===== Data for this task

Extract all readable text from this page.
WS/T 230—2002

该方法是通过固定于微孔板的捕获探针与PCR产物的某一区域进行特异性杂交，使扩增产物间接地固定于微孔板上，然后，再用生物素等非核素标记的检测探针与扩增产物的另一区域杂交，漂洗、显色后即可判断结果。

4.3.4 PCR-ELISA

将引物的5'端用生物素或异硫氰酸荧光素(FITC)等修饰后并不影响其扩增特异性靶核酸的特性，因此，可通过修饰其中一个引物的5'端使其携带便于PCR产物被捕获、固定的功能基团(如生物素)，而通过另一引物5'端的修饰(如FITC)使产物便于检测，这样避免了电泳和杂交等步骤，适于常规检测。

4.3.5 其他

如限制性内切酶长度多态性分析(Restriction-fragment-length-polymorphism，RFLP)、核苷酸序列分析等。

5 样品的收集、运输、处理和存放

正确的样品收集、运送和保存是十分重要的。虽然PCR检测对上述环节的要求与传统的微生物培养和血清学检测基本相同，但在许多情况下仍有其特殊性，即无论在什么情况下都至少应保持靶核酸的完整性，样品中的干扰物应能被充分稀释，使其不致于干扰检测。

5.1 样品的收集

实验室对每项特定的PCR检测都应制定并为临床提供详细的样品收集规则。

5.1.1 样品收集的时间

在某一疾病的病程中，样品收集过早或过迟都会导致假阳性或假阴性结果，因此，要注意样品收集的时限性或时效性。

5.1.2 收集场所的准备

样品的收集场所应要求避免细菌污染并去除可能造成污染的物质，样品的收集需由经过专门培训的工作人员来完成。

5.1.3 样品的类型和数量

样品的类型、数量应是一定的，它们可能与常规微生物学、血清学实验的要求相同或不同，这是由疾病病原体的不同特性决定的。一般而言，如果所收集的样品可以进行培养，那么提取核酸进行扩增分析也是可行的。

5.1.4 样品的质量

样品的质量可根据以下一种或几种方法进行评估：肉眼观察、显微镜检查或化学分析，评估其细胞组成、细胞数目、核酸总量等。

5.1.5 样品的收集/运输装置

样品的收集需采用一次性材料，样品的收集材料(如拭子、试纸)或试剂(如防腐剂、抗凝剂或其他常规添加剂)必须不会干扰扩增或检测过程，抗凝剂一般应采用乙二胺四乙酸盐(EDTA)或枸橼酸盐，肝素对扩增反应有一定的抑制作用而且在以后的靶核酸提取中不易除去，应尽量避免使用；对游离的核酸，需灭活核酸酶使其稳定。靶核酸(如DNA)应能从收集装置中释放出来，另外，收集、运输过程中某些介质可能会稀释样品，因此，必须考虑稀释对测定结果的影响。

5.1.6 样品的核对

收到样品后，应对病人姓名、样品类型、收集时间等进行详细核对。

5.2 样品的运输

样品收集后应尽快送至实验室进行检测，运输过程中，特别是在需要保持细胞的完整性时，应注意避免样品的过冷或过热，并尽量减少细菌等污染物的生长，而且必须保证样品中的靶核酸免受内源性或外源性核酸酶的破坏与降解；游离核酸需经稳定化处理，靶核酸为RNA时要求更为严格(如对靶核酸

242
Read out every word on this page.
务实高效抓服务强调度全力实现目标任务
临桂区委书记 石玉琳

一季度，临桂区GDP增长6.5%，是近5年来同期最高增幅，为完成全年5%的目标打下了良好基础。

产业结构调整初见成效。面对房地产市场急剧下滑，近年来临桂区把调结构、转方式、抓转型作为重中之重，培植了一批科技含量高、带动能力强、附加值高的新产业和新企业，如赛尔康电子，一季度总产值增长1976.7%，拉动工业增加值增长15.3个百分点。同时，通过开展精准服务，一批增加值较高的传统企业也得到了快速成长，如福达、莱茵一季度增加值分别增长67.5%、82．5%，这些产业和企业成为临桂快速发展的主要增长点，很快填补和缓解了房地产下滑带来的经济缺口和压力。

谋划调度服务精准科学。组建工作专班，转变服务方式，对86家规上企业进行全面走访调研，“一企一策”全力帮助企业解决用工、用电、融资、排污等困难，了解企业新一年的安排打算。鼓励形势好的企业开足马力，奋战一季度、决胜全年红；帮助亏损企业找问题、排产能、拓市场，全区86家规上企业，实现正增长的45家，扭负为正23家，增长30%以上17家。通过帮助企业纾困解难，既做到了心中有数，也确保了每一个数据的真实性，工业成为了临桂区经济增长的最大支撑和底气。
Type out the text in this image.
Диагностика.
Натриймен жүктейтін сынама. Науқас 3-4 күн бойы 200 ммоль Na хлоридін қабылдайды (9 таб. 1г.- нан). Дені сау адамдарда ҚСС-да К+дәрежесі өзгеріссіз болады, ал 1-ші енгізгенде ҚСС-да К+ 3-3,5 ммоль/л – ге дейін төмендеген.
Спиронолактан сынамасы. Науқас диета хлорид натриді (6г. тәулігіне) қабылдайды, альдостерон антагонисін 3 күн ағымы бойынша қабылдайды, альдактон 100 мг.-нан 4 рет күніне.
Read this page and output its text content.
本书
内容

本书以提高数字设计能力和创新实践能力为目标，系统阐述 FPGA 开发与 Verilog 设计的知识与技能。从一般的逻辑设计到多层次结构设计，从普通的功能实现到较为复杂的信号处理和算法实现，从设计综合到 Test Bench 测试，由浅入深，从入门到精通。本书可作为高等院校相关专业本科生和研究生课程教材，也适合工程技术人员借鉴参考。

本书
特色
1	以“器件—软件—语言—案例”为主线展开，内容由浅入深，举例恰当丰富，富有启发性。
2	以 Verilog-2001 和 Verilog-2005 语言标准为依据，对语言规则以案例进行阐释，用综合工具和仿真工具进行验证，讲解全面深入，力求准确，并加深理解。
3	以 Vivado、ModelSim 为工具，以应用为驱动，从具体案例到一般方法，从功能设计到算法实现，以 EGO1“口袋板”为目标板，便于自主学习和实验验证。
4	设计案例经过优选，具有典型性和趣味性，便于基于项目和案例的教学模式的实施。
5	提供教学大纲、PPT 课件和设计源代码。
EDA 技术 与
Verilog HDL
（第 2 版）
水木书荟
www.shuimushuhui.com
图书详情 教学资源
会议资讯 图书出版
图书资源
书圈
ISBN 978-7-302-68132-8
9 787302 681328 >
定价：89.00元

==========

**Exercise objective:**
Reproduce the entries above in full, verbatim.

**Output below:**
Extract all readable text from this page.
WS/T 230—2002

该方法是通过固定于微孔板的捕获探针与PCR产物的某一区域进行特异性杂交，使扩增产物间接地固定于微孔板上，然后，再用生物素等非核素标记的检测探针与扩增产物的另一区域杂交，漂洗、显色后即可判断结果。

4.3.4 PCR-ELISA

将引物的5'端用生物素或异硫氰酸荧光素(FITC)等修饰后并不影响其扩增特异性靶核酸的特性，因此，可通过修饰其中一个引物的5'端使其携带便于PCR产物被捕获、固定的功能基团(如生物素)，而通过另一引物5'端的修饰(如FITC)使产物便于检测，这样避免了电泳和杂交等步骤，适于常规检测。

4.3.5 其他

如限制性内切酶长度多态性分析(Restriction-fragment-length-polymorphism，RFLP)、核苷酸序列分析等。

5 样品的收集、运输、处理和存放

正确的样品收集、运送和保存是十分重要的。虽然PCR检测对上述环节的要求与传统的微生物培养和血清学检测基本相同，但在许多情况下仍有其特殊性，即无论在什么情况下都至少应保持靶核酸的完整性，样品中的干扰物应能被充分稀释，使其不致于干扰检测。

5.1 样品的收集

实验室对每项特定的PCR检测都应制定并为临床提供详细的样品收集规则。

5.1.1 样品收集的时间

在某一疾病的病程中，样品收集过早或过迟都会导致假阳性或假阴性结果，因此，要注意样品收集的时限性或时效性。

5.1.2 收集场所的准备

样品的收集场所应要求避免细菌污染并去除可能造成污染的物质，样品的收集需由经过专门培训的工作人员来完成。

5.1.3 样品的类型和数量

样品的类型、数量应是一定的，它们可能与常规微生物学、血清学实验的要求相同或不同，这是由疾病病原体的不同特性决定的。一般而言，如果所收集的样品可以进行培养，那么提取核酸进行扩增分析也是可行的。

5.1.4 样品的质量

样品的质量可根据以下一种或几种方法进行评估：肉眼观察、显微镜检查或化学分析，评估其细胞组成、细胞数目、核酸总量等。

5.1.5 样品的收集/运输装置

样品的收集需采用一次性材料，样品的收集材料(如拭子、试纸)或试剂(如防腐剂、抗凝剂或其他常规添加剂)必须不会干扰扩增或检测过程，抗凝剂一般应采用乙二胺四乙酸盐(EDTA)或枸橼酸盐，肝素对扩增反应有一定的抑制作用而且在以后的靶核酸提取中不易除去，应尽量避免使用；对游离的核酸，需灭活核酸酶使其稳定。靶核酸(如DNA)应能从收集装置中释放出来，另外，收集、运输过程中某些介质可能会稀释样品，因此，必须考虑稀释对测定结果的影响。

5.1.6 样品的核对

收到样品后，应对病人姓名、样品类型、收集时间等进行详细核对。

5.2 样品的运输

样品收集后应尽快送至实验室进行检测，运输过程中，特别是在需要保持细胞的完整性时，应注意避免样品的过冷或过热，并尽量减少细菌等污染物的生长，而且必须保证样品中的靶核酸免受内源性或外源性核酸酶的破坏与降解；游离核酸需经稳定化处理，靶核酸为RNA时要求更为严格(如对靶核酸

242
Read out every word on this page.
务实高效抓服务强调度全力实现目标任务
临桂区委书记 石玉琳

一季度，临桂区GDP增长6.5%，是近5年来同期最高增幅，为完成全年5%的目标打下了良好基础。

产业结构调整初见成效。面对房地产市场急剧下滑，近年来临桂区把调结构、转方式、抓转型作为重中之重，培植了一批科技含量高、带动能力强、附加值高的新产业和新企业，如赛尔康电子，一季度总产值增长1976.7%，拉动工业增加值增长15.3个百分点。同时，通过开展精准服务，一批增加值较高的传统企业也得到了快速成长，如福达、莱茵一季度增加值分别增长67.5%、82．5%，这些产业和企业成为临桂快速发展的主要增长点，很快填补和缓解了房地产下滑带来的经济缺口和压力。

谋划调度服务精准科学。组建工作专班，转变服务方式，对86家规上企业进行全面走访调研，“一企一策”全力帮助企业解决用工、用电、融资、排污等困难，了解企业新一年的安排打算。鼓励形势好的企业开足马力，奋战一季度、决胜全年红；帮助亏损企业找问题、排产能、拓市场，全区86家规上企业，实现正增长的45家，扭负为正23家，增长30%以上17家。通过帮助企业纾困解难，既做到了心中有数，也确保了每一个数据的真实性，工业成为了临桂区经济增长的最大支撑和底气。
Type out the text in this image.
Диагностика.
Натриймен жүктейтін сынама. Науқас 3-4 күн бойы 200 ммоль Na хлоридін қабылдайды (9 таб. 1г.- нан). Дені сау адамдарда ҚСС-да К+дәрежесі өзгеріссіз болады, ал 1-ші енгізгенде ҚСС-да К+ 3-3,5 ммоль/л – ге дейін төмендеген.
Спиронолактан сынамасы. Науқас диета хлорид натриді (6г. тәулігіне) қабылдайды, альдостерон антагонисін 3 күн ағымы бойынша қабылдайды, альдактон 100 мг.-нан 4 рет күніне.
Read this page and output its text content.
本书
内容

本书以提高数字设计能力和创新实践能力为目标，系统阐述 FPGA 开发与 Verilog 设计的知识与技能。从一般的逻辑设计到多层次结构设计，从普通的功能实现到较为复杂的信号处理和算法实现，从设计综合到 Test Bench 测试，由浅入深，从入门到精通。本书可作为高等院校相关专业本科生和研究生课程教材，也适合工程技术人员借鉴参考。

本书
特色
1	以“器件—软件—语言—案例”为主线展开，内容由浅入深，举例恰当丰富，富有启发性。
2	以 Verilog-2001 和 Verilog-2005 语言标准为依据，对语言规则以案例进行阐释，用综合工具和仿真工具进行验证，讲解全面深入，力求准确，并加深理解。
3	以 Vivado、ModelSim 为工具，以应用为驱动，从具体案例到一般方法，从功能设计到算法实现，以 EGO1“口袋板”为目标板，便于自主学习和实验验证。
4	设计案例经过优选，具有典型性和趣味性，便于基于项目和案例的教学模式的实施。
5	提供教学大纲、PPT 课件和设计源代码。
EDA 技术 与
Verilog HDL
（第 2 版）
水木书荟
www.shuimushuhui.com
图书详情 教学资源
会议资讯 图书出版
图书资源
书圈
ISBN 978-7-302-68132-8
9 787302 681328 >
定价：89.00元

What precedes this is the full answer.